**WHAT YOU NEED TO DO**
All of the lines below are to be printed again exactly; images are excluded from the output.

**DATA FOR THE TASK**

+ + + +

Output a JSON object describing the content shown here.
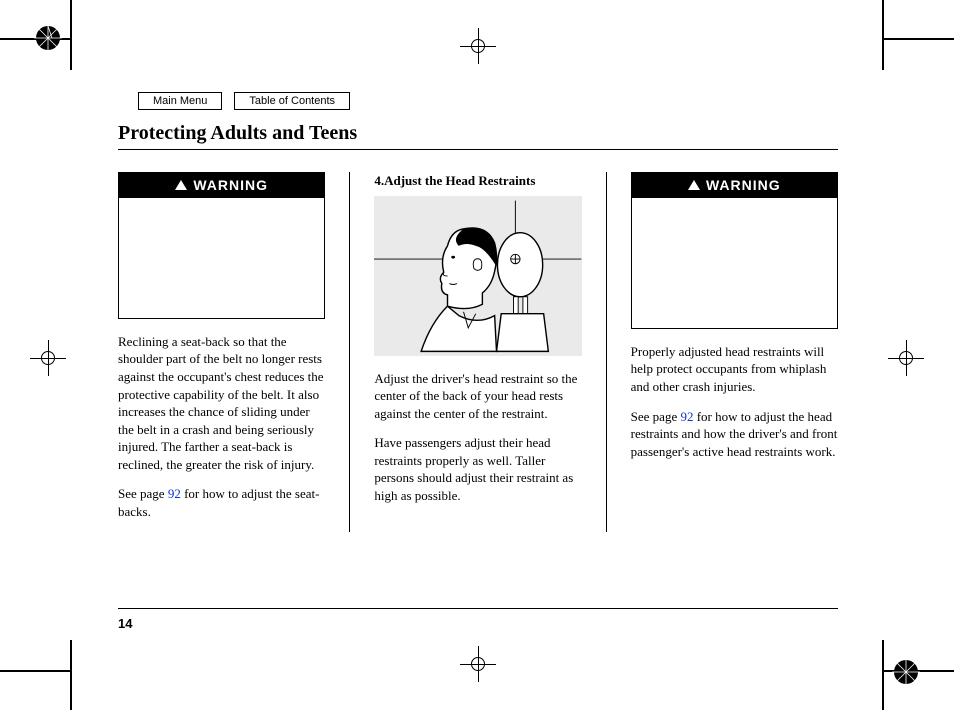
{
  "nav": {
    "main_menu": "Main Menu",
    "toc": "Table of Contents"
  },
  "title": "Protecting Adults and Teens",
  "warning_label": "WARNING",
  "col1": {
    "p1": "Reclining a seat-back so that the shoulder part of the belt no longer rests against the occupant's chest reduces the protective capability of the belt. It also increases the chance of sliding under the belt in a crash and being seriously injured. The farther a seat-back is reclined, the greater the risk of injury.",
    "p2a": "See page ",
    "p2link": "92",
    "p2b": " for how to adjust the seat-backs."
  },
  "col2": {
    "subhead": "4.Adjust the Head Restraints",
    "p1": "Adjust the driver's head restraint so the center of the back of your head rests against the center of the restraint.",
    "p2": "Have passengers adjust their head restraints properly as well. Taller persons should adjust their restraint as high as possible."
  },
  "col3": {
    "p1": "Properly adjusted head restraints will help protect occupants from whiplash and other crash injuries.",
    "p2a": "See page ",
    "p2link": "92",
    "p2b": " for how to adjust the head restraints and how the driver's and front passenger's active head restraints work."
  },
  "page_number": "14"
}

+ + + +

**RESULT FOR THIS EXERCISE**
Output a JSON object describing the content shown here.
{
  "nav": {
    "main_menu": "Main Menu",
    "toc": "Table of Contents"
  },
  "title": "Protecting Adults and Teens",
  "warning_label": "WARNING",
  "col1": {
    "p1": "Reclining a seat-back so that the shoulder part of the belt no longer rests against the occupant's chest reduces the protective capability of the belt. It also increases the chance of sliding under the belt in a crash and being seriously injured. The farther a seat-back is reclined, the greater the risk of injury.",
    "p2a": "See page ",
    "p2link": "92",
    "p2b": " for how to adjust the seat-backs."
  },
  "col2": {
    "subhead": "4.Adjust the Head Restraints",
    "p1": "Adjust the driver's head restraint so the center of the back of your head rests against the center of the restraint.",
    "p2": "Have passengers adjust their head restraints properly as well. Taller persons should adjust their restraint as high as possible."
  },
  "col3": {
    "p1": "Properly adjusted head restraints will help protect occupants from whiplash and other crash injuries.",
    "p2a": "See page ",
    "p2link": "92",
    "p2b": " for how to adjust the head restraints and how the driver's and front passenger's active head restraints work."
  },
  "page_number": "14"
}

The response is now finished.